_TASK STATEMENT_: A copy of the listing below is needed, exact in every line and without images.

#####

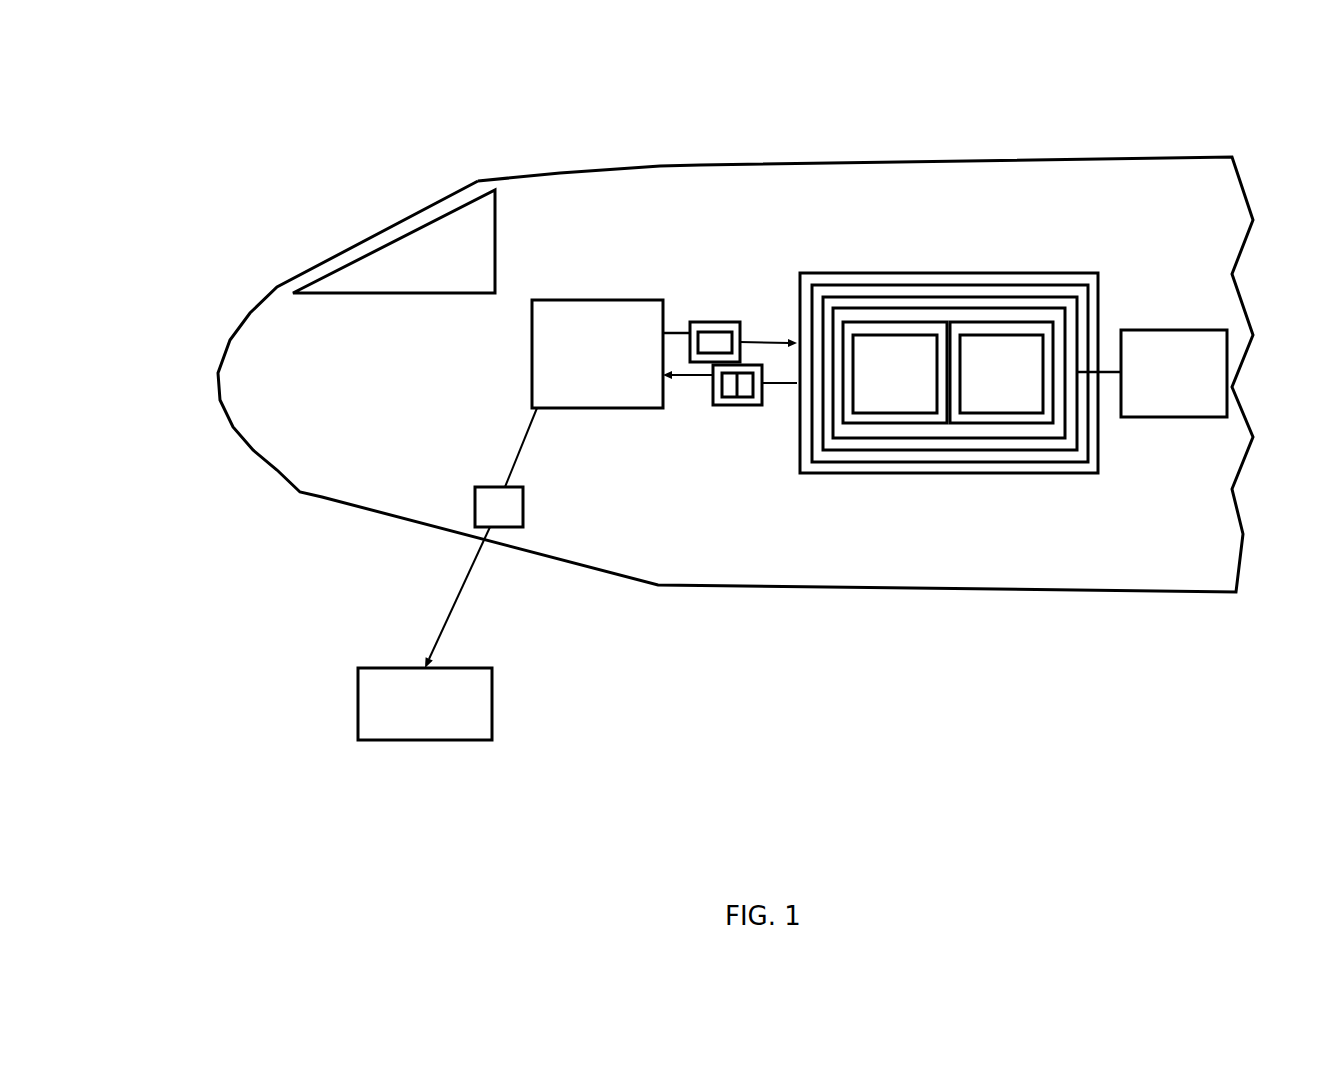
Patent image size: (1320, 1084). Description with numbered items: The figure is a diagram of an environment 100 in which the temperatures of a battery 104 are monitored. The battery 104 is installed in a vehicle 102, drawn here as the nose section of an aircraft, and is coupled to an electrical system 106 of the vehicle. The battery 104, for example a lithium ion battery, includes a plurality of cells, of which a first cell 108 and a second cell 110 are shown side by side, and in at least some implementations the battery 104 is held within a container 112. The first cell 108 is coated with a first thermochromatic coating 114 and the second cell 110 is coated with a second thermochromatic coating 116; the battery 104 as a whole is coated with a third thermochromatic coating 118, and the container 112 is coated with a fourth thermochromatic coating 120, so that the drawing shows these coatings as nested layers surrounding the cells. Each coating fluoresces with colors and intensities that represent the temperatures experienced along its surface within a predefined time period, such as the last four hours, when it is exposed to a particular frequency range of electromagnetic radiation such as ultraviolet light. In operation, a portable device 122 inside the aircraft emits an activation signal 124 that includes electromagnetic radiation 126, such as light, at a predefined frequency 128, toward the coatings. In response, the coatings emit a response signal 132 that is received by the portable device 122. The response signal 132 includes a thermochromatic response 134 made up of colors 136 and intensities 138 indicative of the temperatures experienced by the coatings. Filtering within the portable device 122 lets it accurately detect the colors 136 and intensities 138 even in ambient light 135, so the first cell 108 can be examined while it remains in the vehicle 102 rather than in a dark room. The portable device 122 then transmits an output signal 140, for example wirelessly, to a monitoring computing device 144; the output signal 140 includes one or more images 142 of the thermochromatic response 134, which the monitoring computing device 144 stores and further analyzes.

The environment 100 is at (203, 146).
The vehicle 102 is at (693, 165).
The battery 104 is at (980, 438).
The electrical system 106 is at (1148, 419).
The first cell 108 is at (915, 333).
The second cell 110 is at (1032, 335).
The container 112 is at (865, 462).
The first thermochromatic coating 114 is at (862, 322).
The second thermochromatic coating 116 is at (977, 322).
The third thermochromatic coating 118 is at (953, 450).
The fourth thermochromatic coating 120 is at (800, 473).
The portable device 122 is at (545, 300).
The activation signal 124 is at (677, 330).
The electromagnetic radiation 126 is at (708, 322).
The predefined frequency 128 is at (723, 332).
The response signal 132 is at (692, 380).
The thermochromatic response 134 is at (715, 402).
The ambient light 135 is at (635, 212).
The colors 136 is at (732, 397).
The intensities 138 is at (742, 400).
The output signal 140 is at (457, 593).
The images 142 is at (473, 503).
The monitoring computing device 144 is at (357, 670).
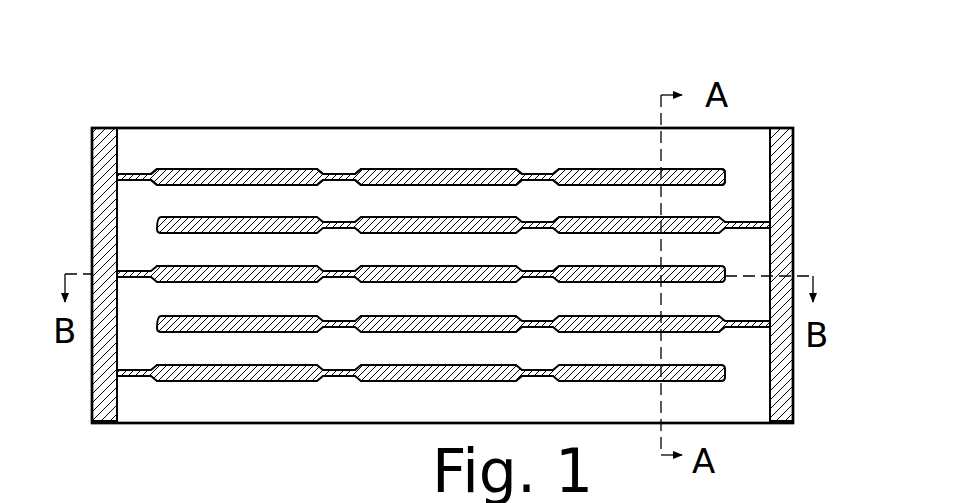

#####

_EXERCISE OUTPUT_:
Patent image size: (1320, 1084). Description with numbered items: The figure is a diagram of an environment 100 in which the temperatures of a battery 104 are monitored. The battery 104 is installed in a vehicle 102, drawn here as the nose section of an aircraft, and is coupled to an electrical system 106 of the vehicle. The battery 104, for example a lithium ion battery, includes a plurality of cells, of which a first cell 108 and a second cell 110 are shown side by side, and in at least some implementations the battery 104 is held within a container 112. The first cell 108 is coated with a first thermochromatic coating 114 and the second cell 110 is coated with a second thermochromatic coating 116; the battery 104 as a whole is coated with a third thermochromatic coating 118, and the container 112 is coated with a fourth thermochromatic coating 120, so that the drawing shows these coatings as nested layers surrounding the cells. Each coating fluoresces with colors and intensities that represent the temperatures experienced along its surface within a predefined time period, such as the last four hours, when it is exposed to a particular frequency range of electromagnetic radiation such as ultraviolet light. In operation, a portable device 122 inside the aircraft emits an activation signal 124 that includes electromagnetic radiation 126, such as light, at a predefined frequency 128, toward the coatings. In response, the coatings emit a response signal 132 that is received by the portable device 122. The response signal 132 includes a thermochromatic response 134 made up of colors 136 and intensities 138 indicative of the temperatures experienced by the coatings. Filtering within the portable device 122 lets it accurately detect the colors 136 and intensities 138 even in ambient light 135, so the first cell 108 can be examined while it remains in the vehicle 102 rather than in a dark room. The portable device 122 then transmits an output signal 140, for example wirelessly, to a monitoring computing device 144; the output signal 140 includes one or more images 142 of the thermochromatic response 134, which the monitoring computing device 144 stores and further analyzes.

The environment 100 is at (203, 146).
The vehicle 102 is at (693, 165).
The battery 104 is at (980, 438).
The electrical system 106 is at (1148, 419).
The first cell 108 is at (915, 333).
The second cell 110 is at (1032, 335).
The container 112 is at (865, 462).
The first thermochromatic coating 114 is at (862, 322).
The second thermochromatic coating 116 is at (977, 322).
The third thermochromatic coating 118 is at (953, 450).
The fourth thermochromatic coating 120 is at (800, 473).
The portable device 122 is at (545, 300).
The activation signal 124 is at (677, 330).
The electromagnetic radiation 126 is at (708, 322).
The predefined frequency 128 is at (723, 332).
The response signal 132 is at (692, 380).
The thermochromatic response 134 is at (715, 402).
The ambient light 135 is at (635, 212).
The colors 136 is at (732, 397).
The intensities 138 is at (742, 400).
The output signal 140 is at (457, 593).
The images 142 is at (473, 503).
The monitoring computing device 144 is at (357, 670).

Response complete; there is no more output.